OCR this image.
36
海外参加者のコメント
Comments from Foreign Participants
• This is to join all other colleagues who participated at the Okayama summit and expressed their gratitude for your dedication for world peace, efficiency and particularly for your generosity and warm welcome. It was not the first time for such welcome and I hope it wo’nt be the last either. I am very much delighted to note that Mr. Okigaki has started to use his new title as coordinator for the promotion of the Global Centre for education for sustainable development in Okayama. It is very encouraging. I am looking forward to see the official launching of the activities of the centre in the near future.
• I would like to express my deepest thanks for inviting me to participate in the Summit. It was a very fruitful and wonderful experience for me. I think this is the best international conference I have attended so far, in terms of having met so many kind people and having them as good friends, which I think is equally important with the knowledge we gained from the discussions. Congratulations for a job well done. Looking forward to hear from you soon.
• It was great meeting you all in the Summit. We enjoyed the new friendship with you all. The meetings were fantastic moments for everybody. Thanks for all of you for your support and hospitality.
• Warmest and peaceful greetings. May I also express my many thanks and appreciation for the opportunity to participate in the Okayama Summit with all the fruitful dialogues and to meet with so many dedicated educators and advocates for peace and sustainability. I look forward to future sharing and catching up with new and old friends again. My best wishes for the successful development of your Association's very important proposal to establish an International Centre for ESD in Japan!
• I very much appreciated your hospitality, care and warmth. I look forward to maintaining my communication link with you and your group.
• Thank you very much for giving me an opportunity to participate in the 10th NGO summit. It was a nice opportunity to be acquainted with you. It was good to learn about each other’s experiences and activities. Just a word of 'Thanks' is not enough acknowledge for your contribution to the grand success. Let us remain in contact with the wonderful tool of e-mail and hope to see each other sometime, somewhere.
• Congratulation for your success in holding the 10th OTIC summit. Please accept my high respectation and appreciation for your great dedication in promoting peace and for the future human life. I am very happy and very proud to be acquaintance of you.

· · · · · · ·

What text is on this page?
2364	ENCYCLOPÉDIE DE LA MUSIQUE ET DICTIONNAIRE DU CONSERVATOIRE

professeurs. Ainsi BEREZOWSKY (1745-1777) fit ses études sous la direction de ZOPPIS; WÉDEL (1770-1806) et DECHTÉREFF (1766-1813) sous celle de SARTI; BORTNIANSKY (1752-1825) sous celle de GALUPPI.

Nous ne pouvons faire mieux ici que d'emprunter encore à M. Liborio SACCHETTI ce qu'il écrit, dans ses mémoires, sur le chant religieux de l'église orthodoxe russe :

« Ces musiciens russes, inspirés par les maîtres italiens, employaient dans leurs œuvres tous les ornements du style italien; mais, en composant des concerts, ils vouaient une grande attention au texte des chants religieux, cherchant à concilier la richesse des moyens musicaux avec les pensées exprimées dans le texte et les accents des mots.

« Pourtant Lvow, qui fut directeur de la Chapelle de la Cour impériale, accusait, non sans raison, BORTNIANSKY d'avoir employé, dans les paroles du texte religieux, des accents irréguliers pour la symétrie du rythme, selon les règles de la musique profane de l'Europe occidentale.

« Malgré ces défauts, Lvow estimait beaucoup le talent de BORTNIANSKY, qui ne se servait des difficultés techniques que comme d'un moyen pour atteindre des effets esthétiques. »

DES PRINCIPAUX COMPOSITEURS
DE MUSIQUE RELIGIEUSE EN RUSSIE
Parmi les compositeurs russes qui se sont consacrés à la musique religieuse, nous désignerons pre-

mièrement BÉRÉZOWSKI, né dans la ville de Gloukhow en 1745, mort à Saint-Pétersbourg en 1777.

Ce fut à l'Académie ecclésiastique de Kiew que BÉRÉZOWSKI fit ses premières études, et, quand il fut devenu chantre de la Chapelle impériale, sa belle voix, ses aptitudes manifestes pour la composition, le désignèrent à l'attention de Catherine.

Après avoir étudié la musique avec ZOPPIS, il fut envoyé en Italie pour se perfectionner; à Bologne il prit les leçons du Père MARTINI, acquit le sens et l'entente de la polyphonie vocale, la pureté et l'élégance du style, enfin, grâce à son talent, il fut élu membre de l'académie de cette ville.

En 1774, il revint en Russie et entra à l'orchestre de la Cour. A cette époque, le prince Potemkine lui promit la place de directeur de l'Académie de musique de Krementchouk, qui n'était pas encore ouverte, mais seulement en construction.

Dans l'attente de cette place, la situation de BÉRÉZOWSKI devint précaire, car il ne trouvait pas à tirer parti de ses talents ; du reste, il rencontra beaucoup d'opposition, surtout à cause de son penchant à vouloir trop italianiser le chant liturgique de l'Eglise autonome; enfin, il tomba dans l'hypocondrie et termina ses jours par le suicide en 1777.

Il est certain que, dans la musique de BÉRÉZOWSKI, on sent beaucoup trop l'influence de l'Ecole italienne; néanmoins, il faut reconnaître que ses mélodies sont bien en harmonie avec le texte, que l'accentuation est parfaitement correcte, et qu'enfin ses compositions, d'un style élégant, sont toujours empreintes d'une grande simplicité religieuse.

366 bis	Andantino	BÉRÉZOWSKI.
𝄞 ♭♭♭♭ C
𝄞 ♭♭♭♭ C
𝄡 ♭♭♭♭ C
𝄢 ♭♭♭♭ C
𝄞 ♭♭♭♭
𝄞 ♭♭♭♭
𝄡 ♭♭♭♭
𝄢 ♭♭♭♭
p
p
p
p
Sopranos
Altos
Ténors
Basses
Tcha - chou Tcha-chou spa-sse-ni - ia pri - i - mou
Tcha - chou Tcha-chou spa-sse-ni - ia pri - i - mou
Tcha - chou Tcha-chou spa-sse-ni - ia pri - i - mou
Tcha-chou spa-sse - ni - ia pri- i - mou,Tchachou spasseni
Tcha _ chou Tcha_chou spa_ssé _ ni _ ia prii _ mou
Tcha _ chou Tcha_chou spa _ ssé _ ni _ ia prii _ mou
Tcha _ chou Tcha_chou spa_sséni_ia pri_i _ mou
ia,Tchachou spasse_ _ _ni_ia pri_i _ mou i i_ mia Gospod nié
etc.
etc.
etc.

· · · · · · ·

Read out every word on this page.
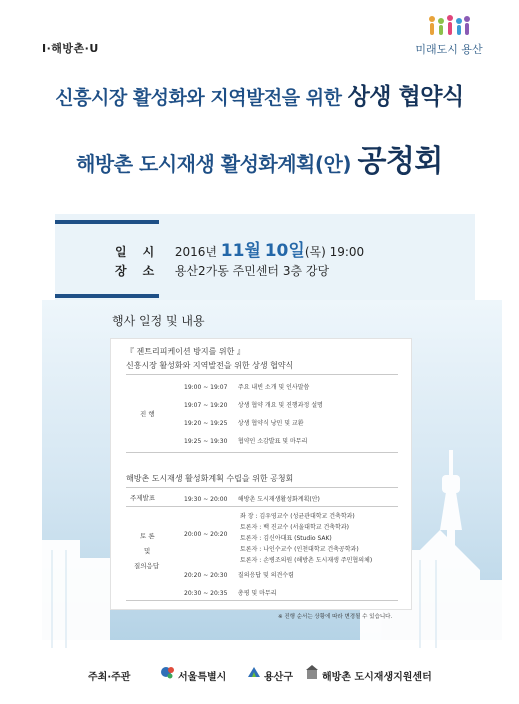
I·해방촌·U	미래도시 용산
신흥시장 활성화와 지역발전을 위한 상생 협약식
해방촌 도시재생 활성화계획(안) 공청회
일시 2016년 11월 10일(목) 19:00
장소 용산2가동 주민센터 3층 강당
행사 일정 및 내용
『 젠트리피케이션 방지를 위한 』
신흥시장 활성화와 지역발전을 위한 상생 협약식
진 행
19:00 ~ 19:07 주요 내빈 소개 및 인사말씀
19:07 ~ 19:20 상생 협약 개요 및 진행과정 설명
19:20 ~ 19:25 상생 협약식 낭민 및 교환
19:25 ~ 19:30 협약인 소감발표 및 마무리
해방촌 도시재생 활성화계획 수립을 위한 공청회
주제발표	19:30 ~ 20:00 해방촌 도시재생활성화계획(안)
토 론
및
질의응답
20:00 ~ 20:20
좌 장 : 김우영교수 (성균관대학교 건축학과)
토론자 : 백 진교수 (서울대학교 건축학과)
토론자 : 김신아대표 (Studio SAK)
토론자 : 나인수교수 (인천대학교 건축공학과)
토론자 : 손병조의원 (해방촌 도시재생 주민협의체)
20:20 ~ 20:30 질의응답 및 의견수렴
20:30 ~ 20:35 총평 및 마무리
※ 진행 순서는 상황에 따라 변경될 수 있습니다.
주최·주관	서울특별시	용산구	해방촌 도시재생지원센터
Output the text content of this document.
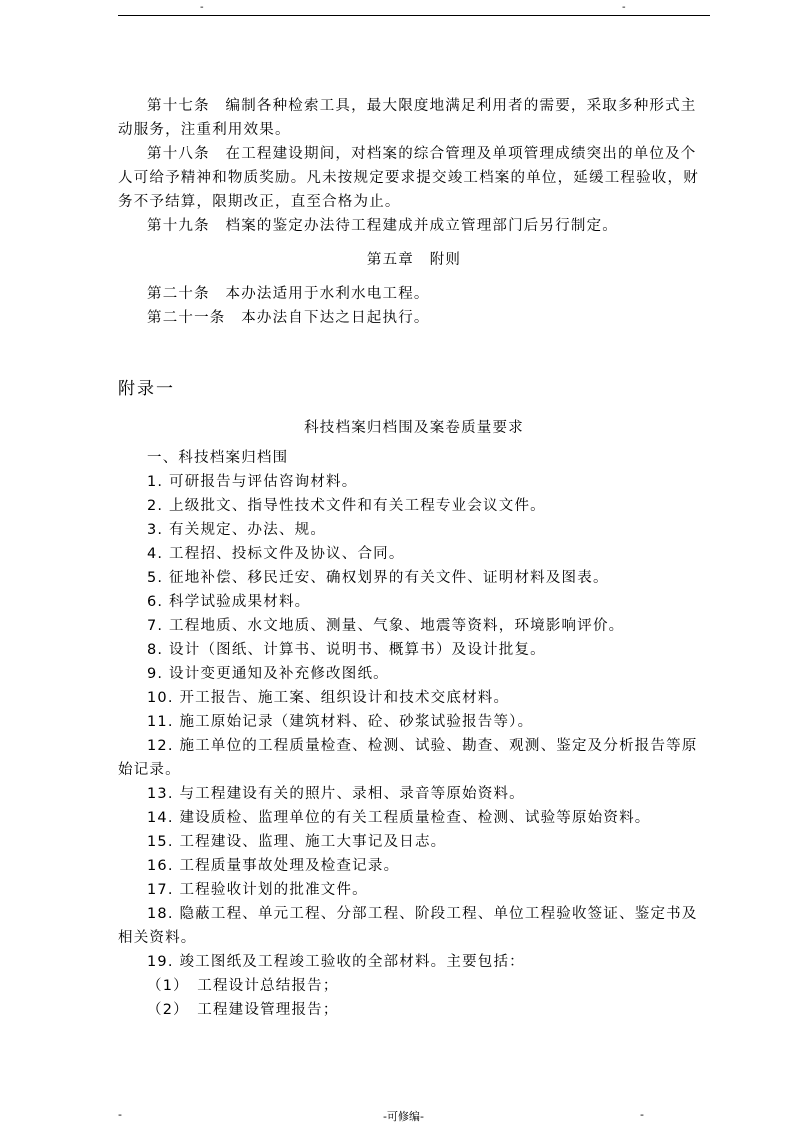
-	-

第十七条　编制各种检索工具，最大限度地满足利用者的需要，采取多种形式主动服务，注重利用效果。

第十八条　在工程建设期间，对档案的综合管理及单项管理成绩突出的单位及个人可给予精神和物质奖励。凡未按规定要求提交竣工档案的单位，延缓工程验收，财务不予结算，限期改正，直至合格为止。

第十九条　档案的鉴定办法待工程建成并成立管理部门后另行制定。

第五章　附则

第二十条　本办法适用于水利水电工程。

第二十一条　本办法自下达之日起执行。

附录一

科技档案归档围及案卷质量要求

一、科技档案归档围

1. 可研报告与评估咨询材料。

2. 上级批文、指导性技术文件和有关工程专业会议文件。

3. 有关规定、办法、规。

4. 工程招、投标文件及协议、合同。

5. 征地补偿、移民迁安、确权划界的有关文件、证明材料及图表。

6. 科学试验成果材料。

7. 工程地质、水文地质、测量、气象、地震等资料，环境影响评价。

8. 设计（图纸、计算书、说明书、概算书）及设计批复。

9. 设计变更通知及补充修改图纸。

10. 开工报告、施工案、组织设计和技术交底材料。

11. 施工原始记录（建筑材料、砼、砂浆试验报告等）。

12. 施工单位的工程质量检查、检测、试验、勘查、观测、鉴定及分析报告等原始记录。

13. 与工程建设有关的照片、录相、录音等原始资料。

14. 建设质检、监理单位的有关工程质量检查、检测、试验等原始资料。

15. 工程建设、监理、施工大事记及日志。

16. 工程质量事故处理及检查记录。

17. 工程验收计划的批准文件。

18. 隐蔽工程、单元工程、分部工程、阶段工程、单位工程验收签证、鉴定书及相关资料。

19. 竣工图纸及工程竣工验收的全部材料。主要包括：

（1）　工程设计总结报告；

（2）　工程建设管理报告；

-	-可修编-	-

· · · · · · ·

=== Stated problem ===
Work out how many lines of the material above contain the word "from", then give only that figure.

=== Task result ===
2